§ Exercise aim
Exactly reproduce each line of the listing that follows.

§ Input records
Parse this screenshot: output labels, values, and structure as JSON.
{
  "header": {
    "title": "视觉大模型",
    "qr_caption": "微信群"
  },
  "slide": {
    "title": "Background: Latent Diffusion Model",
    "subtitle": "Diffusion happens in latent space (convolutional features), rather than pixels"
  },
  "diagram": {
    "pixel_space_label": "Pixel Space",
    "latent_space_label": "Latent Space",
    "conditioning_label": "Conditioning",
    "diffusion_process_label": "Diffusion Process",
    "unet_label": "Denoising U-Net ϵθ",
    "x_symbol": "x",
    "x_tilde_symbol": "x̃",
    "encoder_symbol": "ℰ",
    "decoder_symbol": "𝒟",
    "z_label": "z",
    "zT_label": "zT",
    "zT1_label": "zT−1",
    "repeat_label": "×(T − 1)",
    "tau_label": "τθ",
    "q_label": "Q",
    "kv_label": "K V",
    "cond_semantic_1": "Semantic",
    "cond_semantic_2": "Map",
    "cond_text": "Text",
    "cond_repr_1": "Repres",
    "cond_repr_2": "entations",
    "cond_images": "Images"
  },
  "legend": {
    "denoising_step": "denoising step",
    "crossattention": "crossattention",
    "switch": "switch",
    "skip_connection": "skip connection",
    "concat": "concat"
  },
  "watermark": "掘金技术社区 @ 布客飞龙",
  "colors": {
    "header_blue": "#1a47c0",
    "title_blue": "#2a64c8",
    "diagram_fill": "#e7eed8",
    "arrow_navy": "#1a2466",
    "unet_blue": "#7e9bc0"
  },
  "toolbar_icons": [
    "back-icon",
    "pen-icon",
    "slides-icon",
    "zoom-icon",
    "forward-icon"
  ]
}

§ Answer to this task
Parse this screenshot: output labels, values, and structure as JSON.
{
  "header": {
    "title": "视觉大模型",
    "qr_caption": "微信群"
  },
  "slide": {
    "title": "Background: Latent Diffusion Model",
    "subtitle": "Diffusion happens in latent space (convolutional features), rather than pixels"
  },
  "diagram": {
    "pixel_space_label": "Pixel Space",
    "latent_space_label": "Latent Space",
    "conditioning_label": "Conditioning",
    "diffusion_process_label": "Diffusion Process",
    "unet_label": "Denoising U-Net ϵθ",
    "x_symbol": "x",
    "x_tilde_symbol": "x̃",
    "encoder_symbol": "ℰ",
    "decoder_symbol": "𝒟",
    "z_label": "z",
    "zT_label": "zT",
    "zT1_label": "zT−1",
    "repeat_label": "×(T − 1)",
    "tau_label": "τθ",
    "q_label": "Q",
    "kv_label": "K V",
    "cond_semantic_1": "Semantic",
    "cond_semantic_2": "Map",
    "cond_text": "Text",
    "cond_repr_1": "Repres",
    "cond_repr_2": "entations",
    "cond_images": "Images"
  },
  "legend": {
    "denoising_step": "denoising step",
    "crossattention": "crossattention",
    "switch": "switch",
    "skip_connection": "skip connection",
    "concat": "concat"
  },
  "watermark": "掘金技术社区 @ 布客飞龙",
  "colors": {
    "header_blue": "#1a47c0",
    "title_blue": "#2a64c8",
    "diagram_fill": "#e7eed8",
    "arrow_navy": "#1a2466",
    "unet_blue": "#7e9bc0"
  },
  "toolbar_icons": [
    "back-icon",
    "pen-icon",
    "slides-icon",
    "zoom-icon",
    "forward-icon"
  ]
}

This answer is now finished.